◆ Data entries

--- Begin ---

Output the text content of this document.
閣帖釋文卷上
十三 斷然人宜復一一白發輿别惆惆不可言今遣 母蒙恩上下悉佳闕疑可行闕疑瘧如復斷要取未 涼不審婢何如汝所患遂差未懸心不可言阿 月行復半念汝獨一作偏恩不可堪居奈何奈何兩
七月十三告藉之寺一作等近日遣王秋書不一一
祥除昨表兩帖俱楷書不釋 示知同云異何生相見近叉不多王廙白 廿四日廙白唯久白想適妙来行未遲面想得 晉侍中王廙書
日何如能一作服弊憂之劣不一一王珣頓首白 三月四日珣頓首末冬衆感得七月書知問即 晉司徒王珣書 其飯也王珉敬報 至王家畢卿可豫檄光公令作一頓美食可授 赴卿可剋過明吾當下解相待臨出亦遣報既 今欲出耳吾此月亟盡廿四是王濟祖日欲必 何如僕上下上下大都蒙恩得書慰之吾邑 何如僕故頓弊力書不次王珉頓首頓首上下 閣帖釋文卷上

--- End ---

◆ What needs to be done
Please reproduce all of the entries exactly as they stand.

◆ Answer to this exercise
Output the text content of this document.
閣帖釋文卷上
十三 斷然人宜復一一白發輿别惆惆不可言今遣 母蒙恩上下悉佳闕疑可行闕疑瘧如復斷要取未 涼不審婢何如汝所患遂差未懸心不可言阿 月行復半念汝獨一作偏恩不可堪居奈何奈何兩
七月十三告藉之寺一作等近日遣王秋書不一一
祥除昨表兩帖俱楷書不釋 示知同云異何生相見近叉不多王廙白 廿四日廙白唯久白想適妙来行未遲面想得 晉侍中王廙書
日何如能一作服弊憂之劣不一一王珣頓首白 三月四日珣頓首末冬衆感得七月書知問即 晉司徒王珣書 其飯也王珉敬報 至王家畢卿可豫檄光公令作一頓美食可授 赴卿可剋過明吾當下解相待臨出亦遣報既 今欲出耳吾此月亟盡廿四是王濟祖日欲必 何如僕上下上下大都蒙恩得書慰之吾邑 何如僕故頓弊力書不次王珉頓首頓首上下 閣帖釋文卷上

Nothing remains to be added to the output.